Nothing in the records may be left out or altered; reproduce them all exactly.

Saved entries

┄┄┄┄┄┄┄┄┄┄

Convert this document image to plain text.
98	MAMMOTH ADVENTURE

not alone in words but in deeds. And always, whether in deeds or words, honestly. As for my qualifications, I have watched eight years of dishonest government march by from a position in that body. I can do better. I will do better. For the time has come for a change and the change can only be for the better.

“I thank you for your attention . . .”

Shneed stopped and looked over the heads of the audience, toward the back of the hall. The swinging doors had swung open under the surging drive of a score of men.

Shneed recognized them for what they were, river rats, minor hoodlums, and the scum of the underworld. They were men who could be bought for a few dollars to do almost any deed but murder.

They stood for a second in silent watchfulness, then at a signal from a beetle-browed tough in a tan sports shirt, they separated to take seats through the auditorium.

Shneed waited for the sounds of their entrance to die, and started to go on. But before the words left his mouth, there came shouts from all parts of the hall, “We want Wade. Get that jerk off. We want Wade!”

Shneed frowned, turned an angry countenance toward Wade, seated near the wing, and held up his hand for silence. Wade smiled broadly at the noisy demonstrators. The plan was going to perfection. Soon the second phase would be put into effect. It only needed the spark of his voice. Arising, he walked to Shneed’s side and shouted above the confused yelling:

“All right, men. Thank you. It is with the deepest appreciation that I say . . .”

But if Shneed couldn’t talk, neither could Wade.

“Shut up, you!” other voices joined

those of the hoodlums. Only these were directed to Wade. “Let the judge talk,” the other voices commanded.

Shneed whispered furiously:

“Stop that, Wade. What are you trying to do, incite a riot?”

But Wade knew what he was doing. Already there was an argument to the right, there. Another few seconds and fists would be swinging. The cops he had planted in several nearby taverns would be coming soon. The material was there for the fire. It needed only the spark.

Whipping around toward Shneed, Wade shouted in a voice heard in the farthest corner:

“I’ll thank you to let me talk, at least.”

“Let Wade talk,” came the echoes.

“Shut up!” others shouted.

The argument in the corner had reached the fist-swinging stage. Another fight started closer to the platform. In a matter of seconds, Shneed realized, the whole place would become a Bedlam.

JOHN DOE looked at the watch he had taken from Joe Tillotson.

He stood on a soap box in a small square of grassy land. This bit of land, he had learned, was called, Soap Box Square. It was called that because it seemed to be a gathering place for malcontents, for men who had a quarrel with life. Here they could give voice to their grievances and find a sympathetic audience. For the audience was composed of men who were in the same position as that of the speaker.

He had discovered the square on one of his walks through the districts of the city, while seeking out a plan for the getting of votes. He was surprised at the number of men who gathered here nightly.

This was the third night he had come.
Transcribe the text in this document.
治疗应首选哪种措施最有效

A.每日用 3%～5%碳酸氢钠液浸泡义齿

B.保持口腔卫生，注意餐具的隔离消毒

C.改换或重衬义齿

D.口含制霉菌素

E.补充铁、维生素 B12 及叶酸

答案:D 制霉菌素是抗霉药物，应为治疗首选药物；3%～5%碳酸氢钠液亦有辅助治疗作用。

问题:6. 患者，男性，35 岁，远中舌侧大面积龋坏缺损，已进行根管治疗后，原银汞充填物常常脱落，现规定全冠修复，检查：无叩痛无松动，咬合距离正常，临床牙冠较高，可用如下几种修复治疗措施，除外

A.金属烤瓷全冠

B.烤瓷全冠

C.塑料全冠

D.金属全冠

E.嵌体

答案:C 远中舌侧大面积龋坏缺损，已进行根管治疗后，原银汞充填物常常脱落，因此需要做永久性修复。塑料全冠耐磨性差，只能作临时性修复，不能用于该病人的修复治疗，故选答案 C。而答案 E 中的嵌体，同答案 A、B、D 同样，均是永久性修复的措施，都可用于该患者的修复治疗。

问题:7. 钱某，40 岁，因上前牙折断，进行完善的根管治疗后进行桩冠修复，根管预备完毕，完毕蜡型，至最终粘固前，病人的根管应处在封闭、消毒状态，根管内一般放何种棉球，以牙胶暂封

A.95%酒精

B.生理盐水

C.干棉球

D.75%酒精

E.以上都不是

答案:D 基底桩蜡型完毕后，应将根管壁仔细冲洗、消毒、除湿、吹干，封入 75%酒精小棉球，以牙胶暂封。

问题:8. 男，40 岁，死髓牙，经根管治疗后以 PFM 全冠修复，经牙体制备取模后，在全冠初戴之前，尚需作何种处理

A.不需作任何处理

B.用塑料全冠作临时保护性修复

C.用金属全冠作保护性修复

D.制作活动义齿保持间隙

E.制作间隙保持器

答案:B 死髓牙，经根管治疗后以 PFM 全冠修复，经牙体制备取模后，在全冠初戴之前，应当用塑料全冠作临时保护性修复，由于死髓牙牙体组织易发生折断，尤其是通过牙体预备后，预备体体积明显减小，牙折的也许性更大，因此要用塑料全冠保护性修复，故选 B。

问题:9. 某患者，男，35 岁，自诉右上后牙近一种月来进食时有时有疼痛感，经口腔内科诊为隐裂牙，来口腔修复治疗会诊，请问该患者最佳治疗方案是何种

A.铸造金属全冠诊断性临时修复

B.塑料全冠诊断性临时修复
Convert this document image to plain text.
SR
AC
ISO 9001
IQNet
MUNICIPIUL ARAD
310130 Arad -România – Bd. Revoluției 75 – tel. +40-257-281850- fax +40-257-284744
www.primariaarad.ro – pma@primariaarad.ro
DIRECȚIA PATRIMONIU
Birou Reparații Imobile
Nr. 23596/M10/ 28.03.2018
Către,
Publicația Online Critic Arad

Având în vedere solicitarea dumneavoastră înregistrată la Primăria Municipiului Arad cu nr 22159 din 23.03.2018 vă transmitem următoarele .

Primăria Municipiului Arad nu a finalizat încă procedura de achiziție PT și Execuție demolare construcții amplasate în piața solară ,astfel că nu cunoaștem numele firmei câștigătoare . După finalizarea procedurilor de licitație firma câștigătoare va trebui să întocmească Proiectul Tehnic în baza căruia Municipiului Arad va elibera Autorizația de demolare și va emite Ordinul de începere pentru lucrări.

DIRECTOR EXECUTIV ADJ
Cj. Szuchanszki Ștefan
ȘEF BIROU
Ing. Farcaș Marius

┄┄┄┄┄┄┄┄┄┄

**OUTPUT OF THE EXERCISE:**
Convert this document image to plain text.
98	MAMMOTH ADVENTURE

not alone in words but in deeds. And always, whether in deeds or words, honestly. As for my qualifications, I have watched eight years of dishonest government march by from a position in that body. I can do better. I will do better. For the time has come for a change and the change can only be for the better.

“I thank you for your attention . . .”

Shneed stopped and looked over the heads of the audience, toward the back of the hall. The swinging doors had swung open under the surging drive of a score of men.

Shneed recognized them for what they were, river rats, minor hoodlums, and the scum of the underworld. They were men who could be bought for a few dollars to do almost any deed but murder.

They stood for a second in silent watchfulness, then at a signal from a beetle-browed tough in a tan sports shirt, they separated to take seats through the auditorium.

Shneed waited for the sounds of their entrance to die, and started to go on. But before the words left his mouth, there came shouts from all parts of the hall, “We want Wade. Get that jerk off. We want Wade!”

Shneed frowned, turned an angry countenance toward Wade, seated near the wing, and held up his hand for silence. Wade smiled broadly at the noisy demonstrators. The plan was going to perfection. Soon the second phase would be put into effect. It only needed the spark of his voice. Arising, he walked to Shneed’s side and shouted above the confused yelling:

“All right, men. Thank you. It is with the deepest appreciation that I say . . .”

But if Shneed couldn’t talk, neither could Wade.

“Shut up, you!” other voices joined

those of the hoodlums. Only these were directed to Wade. “Let the judge talk,” the other voices commanded.

Shneed whispered furiously:

“Stop that, Wade. What are you trying to do, incite a riot?”

But Wade knew what he was doing. Already there was an argument to the right, there. Another few seconds and fists would be swinging. The cops he had planted in several nearby taverns would be coming soon. The material was there for the fire. It needed only the spark.

Whipping around toward Shneed, Wade shouted in a voice heard in the farthest corner:

“I’ll thank you to let me talk, at least.”

“Let Wade talk,” came the echoes.

“Shut up!” others shouted.

The argument in the corner had reached the fist-swinging stage. Another fight started closer to the platform. In a matter of seconds, Shneed realized, the whole place would become a Bedlam.

JOHN DOE looked at the watch he had taken from Joe Tillotson.

He stood on a soap box in a small square of grassy land. This bit of land, he had learned, was called, Soap Box Square. It was called that because it seemed to be a gathering place for malcontents, for men who had a quarrel with life. Here they could give voice to their grievances and find a sympathetic audience. For the audience was composed of men who were in the same position as that of the speaker.

He had discovered the square on one of his walks through the districts of the city, while seeking out a plan for the getting of votes. He was surprised at the number of men who gathered here nightly.

This was the third night he had come.
Transcribe the text in this document.
治疗应首选哪种措施最有效

A.每日用 3%～5%碳酸氢钠液浸泡义齿

B.保持口腔卫生，注意餐具的隔离消毒

C.改换或重衬义齿

D.口含制霉菌素

E.补充铁、维生素 B12 及叶酸

答案:D 制霉菌素是抗霉药物，应为治疗首选药物；3%～5%碳酸氢钠液亦有辅助治疗作用。

问题:6. 患者，男性，35 岁，远中舌侧大面积龋坏缺损，已进行根管治疗后，原银汞充填物常常脱落，现规定全冠修复，检查：无叩痛无松动，咬合距离正常，临床牙冠较高，可用如下几种修复治疗措施，除外

A.金属烤瓷全冠

B.烤瓷全冠

C.塑料全冠

D.金属全冠

E.嵌体

答案:C 远中舌侧大面积龋坏缺损，已进行根管治疗后，原银汞充填物常常脱落，因此需要做永久性修复。塑料全冠耐磨性差，只能作临时性修复，不能用于该病人的修复治疗，故选答案 C。而答案 E 中的嵌体，同答案 A、B、D 同样，均是永久性修复的措施，都可用于该患者的修复治疗。

问题:7. 钱某，40 岁，因上前牙折断，进行完善的根管治疗后进行桩冠修复，根管预备完毕，完毕蜡型，至最终粘固前，病人的根管应处在封闭、消毒状态，根管内一般放何种棉球，以牙胶暂封

A.95%酒精

B.生理盐水

C.干棉球

D.75%酒精

E.以上都不是

答案:D 基底桩蜡型完毕后，应将根管壁仔细冲洗、消毒、除湿、吹干，封入 75%酒精小棉球，以牙胶暂封。

问题:8. 男，40 岁，死髓牙，经根管治疗后以 PFM 全冠修复，经牙体制备取模后，在全冠初戴之前，尚需作何种处理

A.不需作任何处理

B.用塑料全冠作临时保护性修复

C.用金属全冠作保护性修复

D.制作活动义齿保持间隙

E.制作间隙保持器

答案:B 死髓牙，经根管治疗后以 PFM 全冠修复，经牙体制备取模后，在全冠初戴之前，应当用塑料全冠作临时保护性修复，由于死髓牙牙体组织易发生折断，尤其是通过牙体预备后，预备体体积明显减小，牙折的也许性更大，因此要用塑料全冠保护性修复，故选 B。

问题:9. 某患者，男，35 岁，自诉右上后牙近一种月来进食时有时有疼痛感，经口腔内科诊为隐裂牙，来口腔修复治疗会诊，请问该患者最佳治疗方案是何种

A.铸造金属全冠诊断性临时修复

B.塑料全冠诊断性临时修复
Convert this document image to plain text.
SR
AC
ISO 9001
IQNet
MUNICIPIUL ARAD
310130 Arad -România – Bd. Revoluției 75 – tel. +40-257-281850- fax +40-257-284744
www.primariaarad.ro – pma@primariaarad.ro
DIRECȚIA PATRIMONIU
Birou Reparații Imobile
Nr. 23596/M10/ 28.03.2018
Către,
Publicația Online Critic Arad

Având în vedere solicitarea dumneavoastră înregistrată la Primăria Municipiului Arad cu nr 22159 din 23.03.2018 vă transmitem următoarele .

Primăria Municipiului Arad nu a finalizat încă procedura de achiziție PT și Execuție demolare construcții amplasate în piața solară ,astfel că nu cunoaștem numele firmei câștigătoare . După finalizarea procedurilor de licitație firma câștigătoare va trebui să întocmească Proiectul Tehnic în baza căruia Municipiului Arad va elibera Autorizația de demolare și va emite Ordinul de începere pentru lucrări.

DIRECTOR EXECUTIV ADJ
Cj. Szuchanszki Ștefan
ȘEF BIROU
Ing. Farcaș Marius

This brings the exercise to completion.